(EXERCISE DIRECTIONS): Scan the records and identify every line in which the string "Otto" occurs, then return those lines.

===== DATA FOR THE TASK =====

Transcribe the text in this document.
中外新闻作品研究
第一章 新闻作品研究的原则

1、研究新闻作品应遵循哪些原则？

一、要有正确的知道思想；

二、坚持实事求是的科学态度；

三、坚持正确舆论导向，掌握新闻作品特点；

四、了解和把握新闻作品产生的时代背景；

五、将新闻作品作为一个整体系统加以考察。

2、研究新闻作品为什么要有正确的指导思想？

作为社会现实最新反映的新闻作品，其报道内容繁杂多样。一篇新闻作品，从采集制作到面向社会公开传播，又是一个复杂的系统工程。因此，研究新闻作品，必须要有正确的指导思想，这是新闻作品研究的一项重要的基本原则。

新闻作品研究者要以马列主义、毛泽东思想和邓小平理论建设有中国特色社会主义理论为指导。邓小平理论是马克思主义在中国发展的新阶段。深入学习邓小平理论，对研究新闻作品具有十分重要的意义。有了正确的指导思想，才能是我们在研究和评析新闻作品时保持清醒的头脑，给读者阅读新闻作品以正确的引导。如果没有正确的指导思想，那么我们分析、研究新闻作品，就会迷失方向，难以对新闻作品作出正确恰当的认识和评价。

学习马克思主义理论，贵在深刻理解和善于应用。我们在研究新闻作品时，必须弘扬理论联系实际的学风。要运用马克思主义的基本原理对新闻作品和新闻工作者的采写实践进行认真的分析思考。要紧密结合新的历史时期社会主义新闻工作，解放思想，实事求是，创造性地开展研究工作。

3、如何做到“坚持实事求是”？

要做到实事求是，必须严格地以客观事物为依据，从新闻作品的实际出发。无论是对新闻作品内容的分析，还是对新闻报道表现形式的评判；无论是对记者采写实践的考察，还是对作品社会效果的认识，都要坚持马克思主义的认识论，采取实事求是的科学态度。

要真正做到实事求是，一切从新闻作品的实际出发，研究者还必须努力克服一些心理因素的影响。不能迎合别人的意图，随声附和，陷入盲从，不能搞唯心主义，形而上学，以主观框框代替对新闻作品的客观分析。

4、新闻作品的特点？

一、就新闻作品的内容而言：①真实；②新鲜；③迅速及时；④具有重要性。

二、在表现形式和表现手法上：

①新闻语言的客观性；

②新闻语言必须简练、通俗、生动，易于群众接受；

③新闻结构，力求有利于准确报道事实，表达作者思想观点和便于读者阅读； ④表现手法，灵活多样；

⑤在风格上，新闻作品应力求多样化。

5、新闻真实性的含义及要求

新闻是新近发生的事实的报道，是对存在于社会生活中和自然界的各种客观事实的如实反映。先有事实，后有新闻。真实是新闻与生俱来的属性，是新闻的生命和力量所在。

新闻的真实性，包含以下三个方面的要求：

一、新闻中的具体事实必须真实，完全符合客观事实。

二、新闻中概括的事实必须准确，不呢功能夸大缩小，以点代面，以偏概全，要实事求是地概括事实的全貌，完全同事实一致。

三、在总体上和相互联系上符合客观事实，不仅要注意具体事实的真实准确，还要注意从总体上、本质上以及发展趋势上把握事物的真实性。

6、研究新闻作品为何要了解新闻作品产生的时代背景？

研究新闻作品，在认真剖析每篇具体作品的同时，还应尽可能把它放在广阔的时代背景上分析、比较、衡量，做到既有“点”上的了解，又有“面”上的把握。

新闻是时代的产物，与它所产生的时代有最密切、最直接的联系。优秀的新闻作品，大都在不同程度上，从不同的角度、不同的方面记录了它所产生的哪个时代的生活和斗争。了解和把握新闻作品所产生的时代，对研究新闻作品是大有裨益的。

=====
===== DATA FOR THE TASK =====

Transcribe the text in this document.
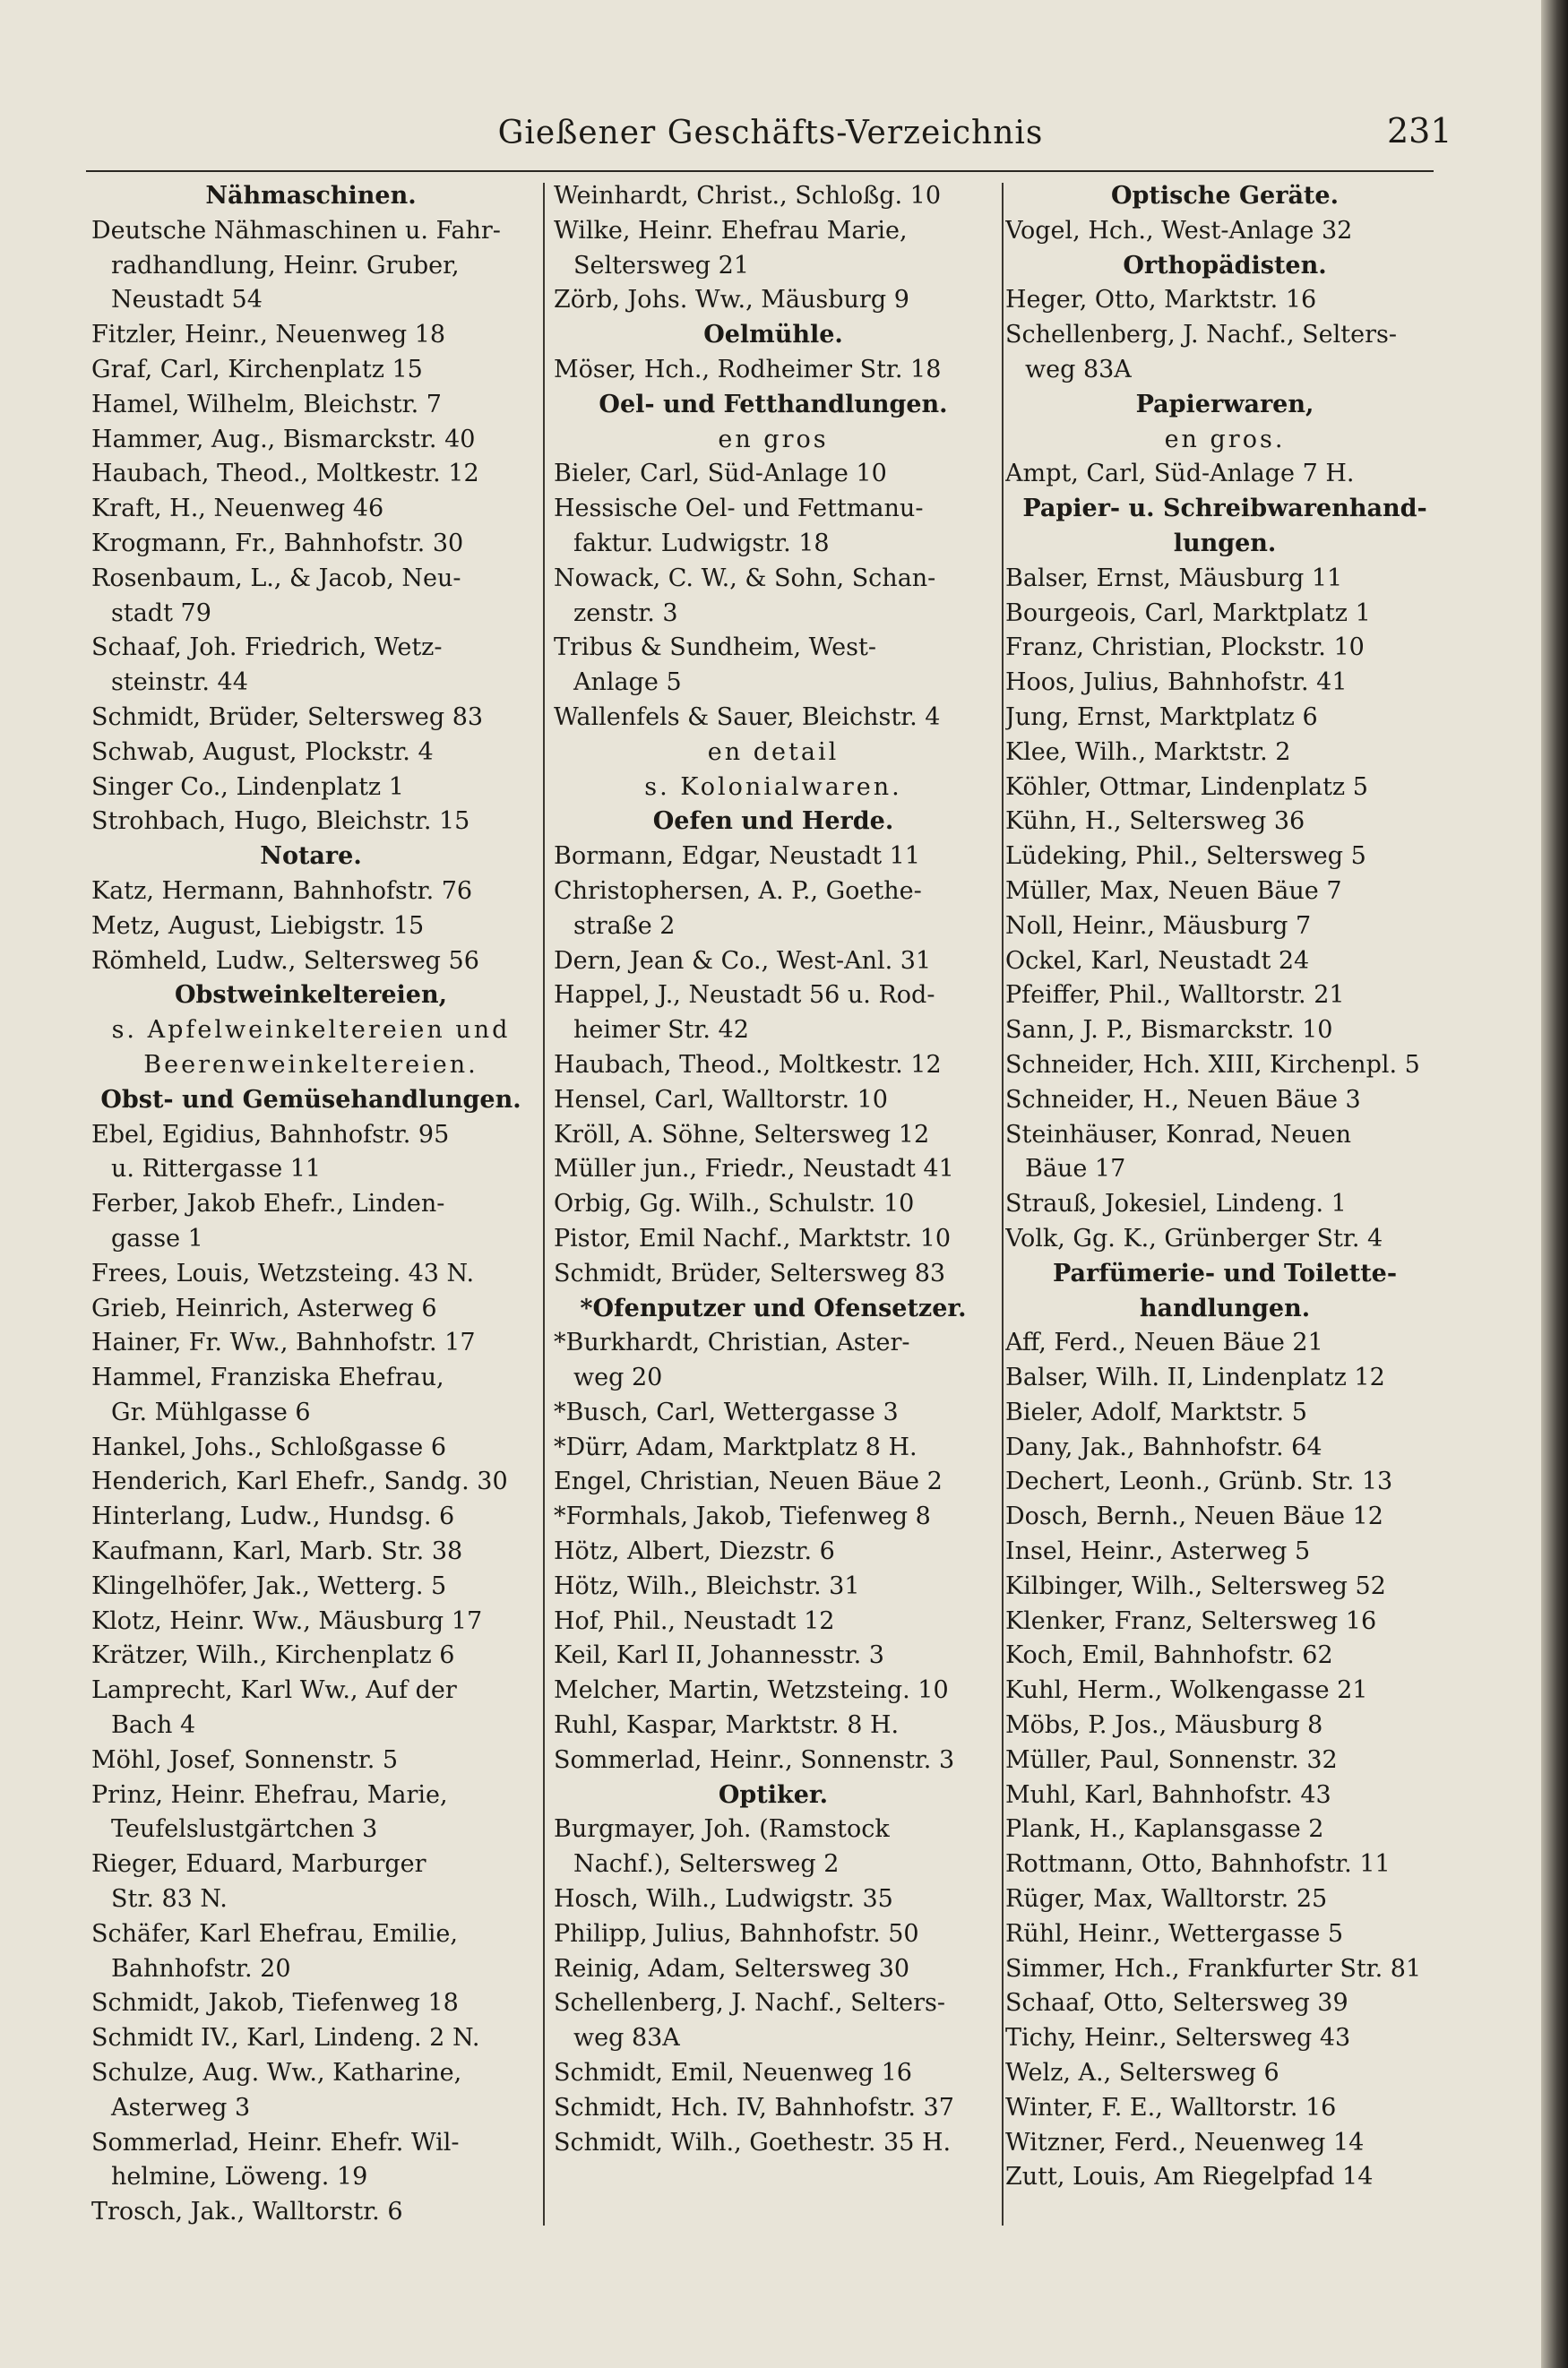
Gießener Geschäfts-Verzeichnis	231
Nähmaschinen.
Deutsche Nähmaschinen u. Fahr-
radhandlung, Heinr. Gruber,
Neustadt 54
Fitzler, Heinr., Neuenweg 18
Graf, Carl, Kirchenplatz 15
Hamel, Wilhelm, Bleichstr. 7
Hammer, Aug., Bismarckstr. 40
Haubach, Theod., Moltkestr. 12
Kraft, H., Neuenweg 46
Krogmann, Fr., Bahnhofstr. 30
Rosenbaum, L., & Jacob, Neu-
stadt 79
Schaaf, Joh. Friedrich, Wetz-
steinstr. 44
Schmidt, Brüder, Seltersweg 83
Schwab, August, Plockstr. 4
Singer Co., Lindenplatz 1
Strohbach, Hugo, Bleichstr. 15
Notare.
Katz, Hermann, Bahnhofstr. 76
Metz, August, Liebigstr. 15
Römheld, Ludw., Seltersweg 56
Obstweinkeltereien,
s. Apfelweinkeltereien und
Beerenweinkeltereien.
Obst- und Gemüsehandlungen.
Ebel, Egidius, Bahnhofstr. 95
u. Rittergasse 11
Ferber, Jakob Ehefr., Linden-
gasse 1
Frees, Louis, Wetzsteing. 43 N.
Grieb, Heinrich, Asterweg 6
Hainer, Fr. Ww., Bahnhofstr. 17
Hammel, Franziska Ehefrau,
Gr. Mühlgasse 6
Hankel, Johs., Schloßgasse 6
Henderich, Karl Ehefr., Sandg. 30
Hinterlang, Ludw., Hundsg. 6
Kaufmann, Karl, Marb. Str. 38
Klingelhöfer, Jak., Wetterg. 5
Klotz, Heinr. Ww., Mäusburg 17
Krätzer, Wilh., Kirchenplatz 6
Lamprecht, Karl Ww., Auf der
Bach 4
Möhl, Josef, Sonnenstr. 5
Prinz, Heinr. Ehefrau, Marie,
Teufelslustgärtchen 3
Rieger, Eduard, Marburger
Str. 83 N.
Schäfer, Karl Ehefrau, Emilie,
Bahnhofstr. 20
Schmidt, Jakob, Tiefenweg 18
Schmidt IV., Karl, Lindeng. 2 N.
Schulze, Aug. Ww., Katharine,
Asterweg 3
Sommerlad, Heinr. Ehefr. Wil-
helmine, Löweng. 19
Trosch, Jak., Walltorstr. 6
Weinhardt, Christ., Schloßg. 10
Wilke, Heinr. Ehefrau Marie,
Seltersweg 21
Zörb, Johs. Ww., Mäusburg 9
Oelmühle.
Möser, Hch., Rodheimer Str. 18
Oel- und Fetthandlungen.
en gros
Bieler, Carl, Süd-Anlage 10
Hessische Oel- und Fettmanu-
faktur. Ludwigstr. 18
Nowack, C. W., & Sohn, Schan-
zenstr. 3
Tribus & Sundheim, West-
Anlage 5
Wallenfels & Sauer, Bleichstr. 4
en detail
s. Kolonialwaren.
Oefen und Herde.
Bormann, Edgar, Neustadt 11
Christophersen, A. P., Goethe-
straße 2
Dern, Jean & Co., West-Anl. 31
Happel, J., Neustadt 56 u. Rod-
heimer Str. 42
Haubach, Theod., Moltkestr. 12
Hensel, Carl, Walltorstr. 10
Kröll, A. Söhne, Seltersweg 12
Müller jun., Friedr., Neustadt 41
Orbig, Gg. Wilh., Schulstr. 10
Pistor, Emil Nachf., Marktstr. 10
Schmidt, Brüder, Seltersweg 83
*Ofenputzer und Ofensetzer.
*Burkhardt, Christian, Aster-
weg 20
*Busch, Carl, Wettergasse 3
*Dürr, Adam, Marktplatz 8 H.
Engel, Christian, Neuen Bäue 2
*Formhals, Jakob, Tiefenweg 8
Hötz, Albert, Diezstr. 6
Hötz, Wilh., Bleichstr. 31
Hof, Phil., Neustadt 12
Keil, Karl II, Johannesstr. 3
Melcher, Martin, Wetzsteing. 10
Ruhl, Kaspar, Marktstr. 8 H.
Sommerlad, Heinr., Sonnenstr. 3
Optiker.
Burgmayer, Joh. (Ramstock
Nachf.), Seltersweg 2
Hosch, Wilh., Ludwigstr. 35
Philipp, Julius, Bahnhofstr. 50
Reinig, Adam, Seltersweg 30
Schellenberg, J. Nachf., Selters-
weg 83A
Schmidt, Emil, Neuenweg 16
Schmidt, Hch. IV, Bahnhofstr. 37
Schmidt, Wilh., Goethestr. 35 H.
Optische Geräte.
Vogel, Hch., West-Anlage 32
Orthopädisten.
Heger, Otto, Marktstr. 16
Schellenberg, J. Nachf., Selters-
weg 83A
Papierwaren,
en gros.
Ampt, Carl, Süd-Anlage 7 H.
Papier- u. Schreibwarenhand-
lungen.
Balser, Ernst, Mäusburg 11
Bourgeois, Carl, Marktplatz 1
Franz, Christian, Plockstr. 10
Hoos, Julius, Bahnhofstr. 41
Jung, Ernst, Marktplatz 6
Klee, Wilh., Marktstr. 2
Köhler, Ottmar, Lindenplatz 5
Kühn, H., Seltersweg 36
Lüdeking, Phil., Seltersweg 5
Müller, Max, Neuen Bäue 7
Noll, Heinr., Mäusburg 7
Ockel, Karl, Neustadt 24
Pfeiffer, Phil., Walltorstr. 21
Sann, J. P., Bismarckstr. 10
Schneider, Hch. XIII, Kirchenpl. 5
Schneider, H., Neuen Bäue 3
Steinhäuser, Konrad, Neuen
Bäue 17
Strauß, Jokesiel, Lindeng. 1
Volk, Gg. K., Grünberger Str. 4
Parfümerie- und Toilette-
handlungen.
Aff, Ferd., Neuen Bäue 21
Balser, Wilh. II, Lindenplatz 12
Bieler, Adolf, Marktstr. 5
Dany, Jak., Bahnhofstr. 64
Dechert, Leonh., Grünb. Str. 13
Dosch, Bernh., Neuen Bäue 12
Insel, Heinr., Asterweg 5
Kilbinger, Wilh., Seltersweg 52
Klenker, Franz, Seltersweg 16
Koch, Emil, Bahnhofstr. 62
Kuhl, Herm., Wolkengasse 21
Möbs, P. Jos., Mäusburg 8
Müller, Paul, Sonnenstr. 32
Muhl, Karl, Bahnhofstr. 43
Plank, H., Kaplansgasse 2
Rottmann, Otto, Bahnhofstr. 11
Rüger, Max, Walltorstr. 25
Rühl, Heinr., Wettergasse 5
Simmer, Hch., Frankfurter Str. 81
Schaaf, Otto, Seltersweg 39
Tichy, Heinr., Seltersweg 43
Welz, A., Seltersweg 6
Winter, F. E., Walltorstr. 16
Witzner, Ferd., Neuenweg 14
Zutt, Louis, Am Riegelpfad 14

=====

(SOLUTION TO THIS EXERCISE):
Heger, Otto, Marktstr. 16
Rottmann, Otto, Bahnhofstr. 11
Schaaf, Otto, Seltersweg 39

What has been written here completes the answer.